▸ **Direction**
Find the lines containing the word "force" and copy every one of them.

▸ **The data**
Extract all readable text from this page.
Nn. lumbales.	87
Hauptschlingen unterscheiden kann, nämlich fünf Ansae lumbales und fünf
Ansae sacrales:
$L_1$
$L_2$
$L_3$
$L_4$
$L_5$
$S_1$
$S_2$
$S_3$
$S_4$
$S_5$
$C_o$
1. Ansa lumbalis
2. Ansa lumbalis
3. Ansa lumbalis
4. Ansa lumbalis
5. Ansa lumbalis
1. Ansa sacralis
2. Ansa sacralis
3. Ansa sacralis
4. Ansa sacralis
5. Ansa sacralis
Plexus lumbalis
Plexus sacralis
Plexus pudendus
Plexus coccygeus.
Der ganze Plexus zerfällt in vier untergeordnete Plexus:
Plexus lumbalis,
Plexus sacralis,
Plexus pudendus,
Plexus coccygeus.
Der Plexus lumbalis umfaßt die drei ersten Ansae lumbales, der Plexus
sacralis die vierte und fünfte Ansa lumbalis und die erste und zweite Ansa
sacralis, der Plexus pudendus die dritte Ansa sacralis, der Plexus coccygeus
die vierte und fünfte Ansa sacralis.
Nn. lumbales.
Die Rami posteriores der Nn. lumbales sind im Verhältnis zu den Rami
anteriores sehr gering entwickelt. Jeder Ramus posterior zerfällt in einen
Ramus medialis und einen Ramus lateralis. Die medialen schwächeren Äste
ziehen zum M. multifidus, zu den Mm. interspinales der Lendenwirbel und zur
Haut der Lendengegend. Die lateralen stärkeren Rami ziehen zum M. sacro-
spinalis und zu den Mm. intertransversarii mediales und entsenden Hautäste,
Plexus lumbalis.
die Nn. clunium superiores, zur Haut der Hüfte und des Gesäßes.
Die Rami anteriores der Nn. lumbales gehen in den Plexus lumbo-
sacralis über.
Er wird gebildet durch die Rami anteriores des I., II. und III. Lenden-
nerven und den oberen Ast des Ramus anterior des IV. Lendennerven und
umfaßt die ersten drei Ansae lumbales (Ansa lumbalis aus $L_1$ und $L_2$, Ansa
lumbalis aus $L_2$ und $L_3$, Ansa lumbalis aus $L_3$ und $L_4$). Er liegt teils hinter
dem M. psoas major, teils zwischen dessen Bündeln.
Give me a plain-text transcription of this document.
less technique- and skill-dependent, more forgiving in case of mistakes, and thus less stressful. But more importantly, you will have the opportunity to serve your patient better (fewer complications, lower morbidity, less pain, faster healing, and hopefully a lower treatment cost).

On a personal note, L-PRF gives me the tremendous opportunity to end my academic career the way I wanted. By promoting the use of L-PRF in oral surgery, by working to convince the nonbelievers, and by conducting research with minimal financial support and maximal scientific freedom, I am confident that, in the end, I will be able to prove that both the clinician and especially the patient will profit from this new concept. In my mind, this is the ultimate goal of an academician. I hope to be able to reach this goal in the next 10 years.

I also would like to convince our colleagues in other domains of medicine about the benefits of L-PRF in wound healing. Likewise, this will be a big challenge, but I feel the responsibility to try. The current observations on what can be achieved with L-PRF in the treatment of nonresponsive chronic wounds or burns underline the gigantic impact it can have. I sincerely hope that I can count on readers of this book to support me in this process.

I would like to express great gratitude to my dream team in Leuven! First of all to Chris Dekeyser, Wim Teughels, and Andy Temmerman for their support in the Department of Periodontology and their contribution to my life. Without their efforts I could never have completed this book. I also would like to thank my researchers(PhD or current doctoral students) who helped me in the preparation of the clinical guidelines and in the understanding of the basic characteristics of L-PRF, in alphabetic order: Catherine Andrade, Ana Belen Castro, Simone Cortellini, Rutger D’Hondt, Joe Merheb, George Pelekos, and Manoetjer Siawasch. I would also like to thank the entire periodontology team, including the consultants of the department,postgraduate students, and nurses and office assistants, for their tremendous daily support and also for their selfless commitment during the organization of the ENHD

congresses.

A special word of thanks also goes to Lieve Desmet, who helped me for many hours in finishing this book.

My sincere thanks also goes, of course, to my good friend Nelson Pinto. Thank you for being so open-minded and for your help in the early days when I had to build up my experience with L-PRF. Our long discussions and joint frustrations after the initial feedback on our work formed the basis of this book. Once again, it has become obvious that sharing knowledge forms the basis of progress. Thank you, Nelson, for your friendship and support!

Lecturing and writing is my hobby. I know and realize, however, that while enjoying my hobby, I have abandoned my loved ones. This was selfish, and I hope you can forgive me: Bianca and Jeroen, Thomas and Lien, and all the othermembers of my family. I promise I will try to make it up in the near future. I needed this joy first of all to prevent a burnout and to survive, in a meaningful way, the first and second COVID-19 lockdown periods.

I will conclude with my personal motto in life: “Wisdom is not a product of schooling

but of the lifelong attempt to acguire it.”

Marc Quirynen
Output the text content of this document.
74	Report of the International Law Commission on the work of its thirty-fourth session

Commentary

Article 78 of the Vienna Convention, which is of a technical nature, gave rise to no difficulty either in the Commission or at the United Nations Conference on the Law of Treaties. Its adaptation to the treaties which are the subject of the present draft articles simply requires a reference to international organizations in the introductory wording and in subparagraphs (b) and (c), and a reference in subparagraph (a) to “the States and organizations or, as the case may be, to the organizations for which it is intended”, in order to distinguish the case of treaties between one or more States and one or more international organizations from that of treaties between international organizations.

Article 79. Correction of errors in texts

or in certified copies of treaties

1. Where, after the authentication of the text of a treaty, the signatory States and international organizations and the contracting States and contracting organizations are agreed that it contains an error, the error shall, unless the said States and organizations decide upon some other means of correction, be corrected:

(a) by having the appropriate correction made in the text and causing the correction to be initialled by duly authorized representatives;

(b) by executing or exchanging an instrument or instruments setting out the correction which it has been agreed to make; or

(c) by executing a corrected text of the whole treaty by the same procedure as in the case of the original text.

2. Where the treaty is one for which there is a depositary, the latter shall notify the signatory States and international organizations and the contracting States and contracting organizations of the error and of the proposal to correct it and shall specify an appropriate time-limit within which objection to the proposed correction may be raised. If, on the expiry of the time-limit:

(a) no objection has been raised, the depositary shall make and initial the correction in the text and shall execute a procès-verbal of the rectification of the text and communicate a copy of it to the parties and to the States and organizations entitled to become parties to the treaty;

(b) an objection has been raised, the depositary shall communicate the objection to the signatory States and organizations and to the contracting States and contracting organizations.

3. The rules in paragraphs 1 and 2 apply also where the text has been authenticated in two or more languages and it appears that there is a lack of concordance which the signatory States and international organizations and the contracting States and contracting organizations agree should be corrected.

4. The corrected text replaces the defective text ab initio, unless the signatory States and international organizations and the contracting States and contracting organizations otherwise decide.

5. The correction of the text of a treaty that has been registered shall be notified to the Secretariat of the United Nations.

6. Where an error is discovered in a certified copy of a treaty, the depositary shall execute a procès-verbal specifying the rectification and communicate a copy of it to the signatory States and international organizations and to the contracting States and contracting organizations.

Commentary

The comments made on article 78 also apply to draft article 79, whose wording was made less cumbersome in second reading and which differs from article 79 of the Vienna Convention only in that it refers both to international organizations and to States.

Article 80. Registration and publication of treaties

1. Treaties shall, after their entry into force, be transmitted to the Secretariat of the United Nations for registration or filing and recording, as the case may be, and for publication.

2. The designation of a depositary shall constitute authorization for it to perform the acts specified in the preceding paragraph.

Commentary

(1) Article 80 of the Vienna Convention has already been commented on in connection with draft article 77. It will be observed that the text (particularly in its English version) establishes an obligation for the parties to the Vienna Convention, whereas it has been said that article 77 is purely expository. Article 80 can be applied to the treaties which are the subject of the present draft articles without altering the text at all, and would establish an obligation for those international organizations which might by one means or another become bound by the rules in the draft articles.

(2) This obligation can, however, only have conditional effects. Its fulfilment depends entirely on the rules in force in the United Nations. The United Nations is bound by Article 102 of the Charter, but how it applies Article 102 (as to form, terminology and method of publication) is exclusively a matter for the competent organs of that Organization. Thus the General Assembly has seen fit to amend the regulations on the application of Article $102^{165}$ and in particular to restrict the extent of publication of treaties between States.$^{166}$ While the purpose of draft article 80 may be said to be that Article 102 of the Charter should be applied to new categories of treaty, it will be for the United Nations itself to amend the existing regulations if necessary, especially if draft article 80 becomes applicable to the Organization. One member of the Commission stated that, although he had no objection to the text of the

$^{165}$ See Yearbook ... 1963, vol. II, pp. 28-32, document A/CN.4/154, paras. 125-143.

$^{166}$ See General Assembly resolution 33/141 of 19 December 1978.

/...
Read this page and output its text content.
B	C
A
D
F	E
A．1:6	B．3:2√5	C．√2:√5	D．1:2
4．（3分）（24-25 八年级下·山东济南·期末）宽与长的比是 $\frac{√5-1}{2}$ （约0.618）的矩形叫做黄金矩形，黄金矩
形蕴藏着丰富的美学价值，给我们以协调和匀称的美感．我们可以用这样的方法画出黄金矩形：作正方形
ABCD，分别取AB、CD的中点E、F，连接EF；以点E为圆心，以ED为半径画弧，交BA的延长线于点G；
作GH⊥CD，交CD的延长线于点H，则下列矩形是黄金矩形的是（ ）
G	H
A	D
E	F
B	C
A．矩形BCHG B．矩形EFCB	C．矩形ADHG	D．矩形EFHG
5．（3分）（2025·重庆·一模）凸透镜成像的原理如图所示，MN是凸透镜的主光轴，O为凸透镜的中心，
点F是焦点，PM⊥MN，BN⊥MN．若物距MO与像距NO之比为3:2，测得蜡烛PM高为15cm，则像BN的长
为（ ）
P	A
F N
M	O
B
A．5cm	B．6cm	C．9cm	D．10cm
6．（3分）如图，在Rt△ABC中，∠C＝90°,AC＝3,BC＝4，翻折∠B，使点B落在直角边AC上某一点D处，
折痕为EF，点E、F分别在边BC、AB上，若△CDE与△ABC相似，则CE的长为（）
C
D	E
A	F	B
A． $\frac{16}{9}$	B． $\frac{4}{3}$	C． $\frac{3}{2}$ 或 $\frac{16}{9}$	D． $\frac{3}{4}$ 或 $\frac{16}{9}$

▸ **Answer in full**
1. Treaties shall, after their entry into force, be transmitted to the Secretariat of the United Nations for registration or filing and recording, as the case may be, and for publication.
(2) This obligation can, however, only have conditional effects. Its fulfilment depends entirely on the rules in force in the United Nations. The United Nations is bound by Article 102 of the Charter, but how it applies Article 102 (as to form, terminology and method of publication) is exclusively a matter for the competent organs of that Organization. Thus the General Assembly has seen fit to amend the regulations on the application of Article $102^{165}$ and in particular to restrict the extent of publication of treaties between States.$^{166}$ While the purpose of draft article 80 may be said to be that Article 102 of the Charter should be applied to new categories of treaty, it will be for the United Nations itself to amend the existing regulations if necessary, especially if draft article 80 becomes applicable to the Organization. One member of the Commission stated that, although he had no objection to the text of the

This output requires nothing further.